TO DO:
Repeat the records below exactly, leaving out every picture.

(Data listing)
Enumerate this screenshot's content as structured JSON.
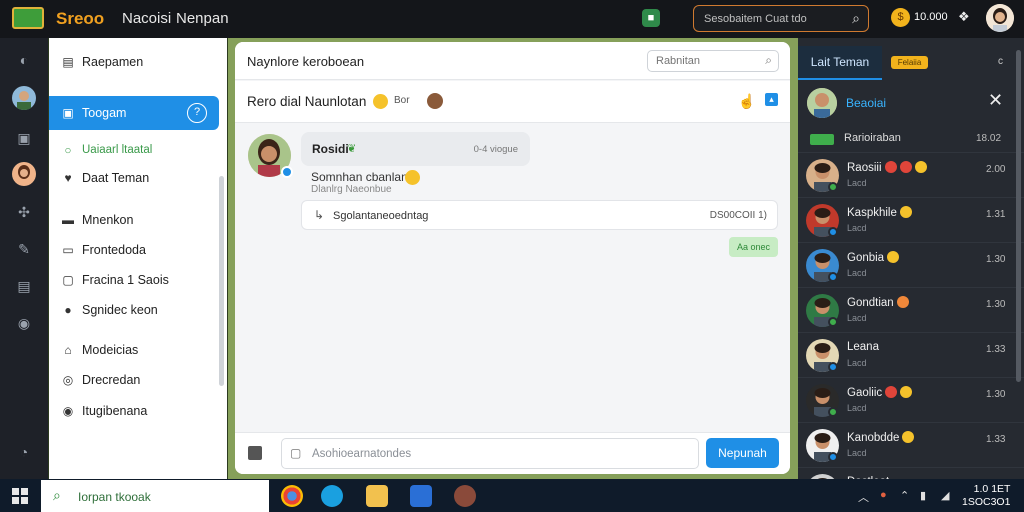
{
  "topbar": {
    "brand": "Sreoo",
    "title_a": "Nacoisi",
    "title_b": "Nenpan",
    "search_placeholder": "Sesobaitem Cuat tdo",
    "coins": "10.000",
    "accent_color": "#f0a020"
  },
  "rail": {
    "icons": [
      "compass-icon",
      "avatar",
      "building-icon",
      "avatar",
      "puzzle-icon",
      "pen-icon",
      "calendar-icon",
      "settings-icon",
      "help-icon"
    ]
  },
  "nav": {
    "items": [
      {
        "label": "Raepamen",
        "icon": "folder-icon"
      },
      {
        "label": "Toogam",
        "icon": "users-icon",
        "active": true,
        "badge": "?"
      },
      {
        "label": "Uaiaarl ltaatal",
        "icon": "leaf-icon"
      },
      {
        "label": "Daat Teman",
        "icon": "heart-icon"
      },
      {
        "label": "Mnenkon",
        "icon": "message-icon"
      },
      {
        "label": "Frontedoda",
        "icon": "document-icon"
      },
      {
        "label": "Fracina 1 Saois",
        "icon": "list-icon"
      },
      {
        "label": "Sgnidec keon",
        "icon": "info-icon"
      },
      {
        "label": "Modeicias",
        "icon": "home-icon"
      },
      {
        "label": "Drecredan",
        "icon": "clock-icon"
      },
      {
        "label": "Itugibenana",
        "icon": "target-icon"
      }
    ]
  },
  "chat": {
    "top_title": "Naynlore keroboean",
    "search_placeholder": "Rabnitan",
    "header_title": "Rero dial Naunlotan",
    "header_extra": "Bor",
    "message": {
      "name": "Rosidi",
      "time": "0-4 viogue",
      "text": "Somnhan cbanlan",
      "sub": "Dlanlrg Naeonbue",
      "reply_text": "Sgolantaneoedntag",
      "reply_time": "DS00COII 1)",
      "sent_chip": "Aa onec"
    },
    "compose_placeholder": "Asohioearnatondes",
    "send_label": "Nepunah"
  },
  "friends": {
    "tab_label": "Lait Teman",
    "tab_badge": "Felaiia",
    "tab_more": "c",
    "header_name": "Beaoiai",
    "section_label": "Rarioiraban",
    "section_time": "18.02",
    "rows": [
      {
        "name": "Raosiii",
        "sub": "Lacd",
        "time": "2.00",
        "bg": "#d8b08a",
        "online": "#3fae4c",
        "emojis": [
          "#e0453a",
          "#e0453a",
          "#f5c22b"
        ]
      },
      {
        "name": "Kaspkhile",
        "sub": "Lacd",
        "time": "1.31",
        "bg": "#c0392b",
        "online": "#1f8fe6",
        "emojis": [
          "#f5c22b"
        ]
      },
      {
        "name": "Gonbia",
        "sub": "Lacd",
        "time": "1.30",
        "bg": "#3a8ad0",
        "online": "#1f8fe6",
        "emojis": [
          "#f5c22b"
        ]
      },
      {
        "name": "Gondtian",
        "sub": "Lacd",
        "time": "1.30",
        "bg": "#2f7a45",
        "online": "#3fae4c",
        "emojis": [
          "#f0883a"
        ]
      },
      {
        "name": "Leana",
        "sub": "Lacd",
        "time": "1.33",
        "bg": "#e3d8b5",
        "online": "#1f8fe6",
        "emojis": []
      },
      {
        "name": "Gaoliic",
        "sub": "Lacd",
        "time": "1.30",
        "bg": "#2a2a2a",
        "online": "#3fae4c",
        "emojis": [
          "#e0453a",
          "#f5c22b"
        ]
      },
      {
        "name": "Kanobdde",
        "sub": "Lacd",
        "time": "1.33",
        "bg": "#f0f0f0",
        "online": "#1f8fe6",
        "emojis": [
          "#f5c22b"
        ]
      },
      {
        "name": "Dastleat",
        "sub": "",
        "time": "",
        "bg": "#d0d0d0",
        "online": "#3fae4c",
        "emojis": []
      }
    ]
  },
  "taskbar": {
    "search_placeholder": "Iorpan tkooak",
    "apps": [
      "chrome-icon",
      "chat-app-icon",
      "folder-icon",
      "store-icon",
      "user-app-icon"
    ],
    "clock_time": "1.0",
    "clock_date": "1SOC3O1",
    "clock_extra": "1ET"
  }
}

EXPECTED OUTPUT:
Enumerate this screenshot's content as structured JSON.
{
  "topbar": {
    "brand": "Sreoo",
    "title_a": "Nacoisi",
    "title_b": "Nenpan",
    "search_placeholder": "Sesobaitem Cuat tdo",
    "coins": "10.000",
    "accent_color": "#f0a020"
  },
  "rail": {
    "icons": [
      "compass-icon",
      "avatar",
      "building-icon",
      "avatar",
      "puzzle-icon",
      "pen-icon",
      "calendar-icon",
      "settings-icon",
      "help-icon"
    ]
  },
  "nav": {
    "items": [
      {
        "label": "Raepamen",
        "icon": "folder-icon"
      },
      {
        "label": "Toogam",
        "icon": "users-icon",
        "active": true,
        "badge": "?"
      },
      {
        "label": "Uaiaarl ltaatal",
        "icon": "leaf-icon"
      },
      {
        "label": "Daat Teman",
        "icon": "heart-icon"
      },
      {
        "label": "Mnenkon",
        "icon": "message-icon"
      },
      {
        "label": "Frontedoda",
        "icon": "document-icon"
      },
      {
        "label": "Fracina 1 Saois",
        "icon": "list-icon"
      },
      {
        "label": "Sgnidec keon",
        "icon": "info-icon"
      },
      {
        "label": "Modeicias",
        "icon": "home-icon"
      },
      {
        "label": "Drecredan",
        "icon": "clock-icon"
      },
      {
        "label": "Itugibenana",
        "icon": "target-icon"
      }
    ]
  },
  "chat": {
    "top_title": "Naynlore keroboean",
    "search_placeholder": "Rabnitan",
    "header_title": "Rero dial Naunlotan",
    "header_extra": "Bor",
    "message": {
      "name": "Rosidi",
      "time": "0-4 viogue",
      "text": "Somnhan cbanlan",
      "sub": "Dlanlrg Naeonbue",
      "reply_text": "Sgolantaneoedntag",
      "reply_time": "DS00COII 1)",
      "sent_chip": "Aa onec"
    },
    "compose_placeholder": "Asohioearnatondes",
    "send_label": "Nepunah"
  },
  "friends": {
    "tab_label": "Lait Teman",
    "tab_badge": "Felaiia",
    "tab_more": "c",
    "header_name": "Beaoiai",
    "section_label": "Rarioiraban",
    "section_time": "18.02",
    "rows": [
      {
        "name": "Raosiii",
        "sub": "Lacd",
        "time": "2.00",
        "bg": "#d8b08a",
        "online": "#3fae4c",
        "emojis": [
          "#e0453a",
          "#e0453a",
          "#f5c22b"
        ]
      },
      {
        "name": "Kaspkhile",
        "sub": "Lacd",
        "time": "1.31",
        "bg": "#c0392b",
        "online": "#1f8fe6",
        "emojis": [
          "#f5c22b"
        ]
      },
      {
        "name": "Gonbia",
        "sub": "Lacd",
        "time": "1.30",
        "bg": "#3a8ad0",
        "online": "#1f8fe6",
        "emojis": [
          "#f5c22b"
        ]
      },
      {
        "name": "Gondtian",
        "sub": "Lacd",
        "time": "1.30",
        "bg": "#2f7a45",
        "online": "#3fae4c",
        "emojis": [
          "#f0883a"
        ]
      },
      {
        "name": "Leana",
        "sub": "Lacd",
        "time": "1.33",
        "bg": "#e3d8b5",
        "online": "#1f8fe6",
        "emojis": []
      },
      {
        "name": "Gaoliic",
        "sub": "Lacd",
        "time": "1.30",
        "bg": "#2a2a2a",
        "online": "#3fae4c",
        "emojis": [
          "#e0453a",
          "#f5c22b"
        ]
      },
      {
        "name": "Kanobdde",
        "sub": "Lacd",
        "time": "1.33",
        "bg": "#f0f0f0",
        "online": "#1f8fe6",
        "emojis": [
          "#f5c22b"
        ]
      },
      {
        "name": "Dastleat",
        "sub": "",
        "time": "",
        "bg": "#d0d0d0",
        "online": "#3fae4c",
        "emojis": []
      }
    ]
  },
  "taskbar": {
    "search_placeholder": "Iorpan tkooak",
    "apps": [
      "chrome-icon",
      "chat-app-icon",
      "folder-icon",
      "store-icon",
      "user-app-icon"
    ],
    "clock_time": "1.0",
    "clock_date": "1SOC3O1",
    "clock_extra": "1ET"
  }
}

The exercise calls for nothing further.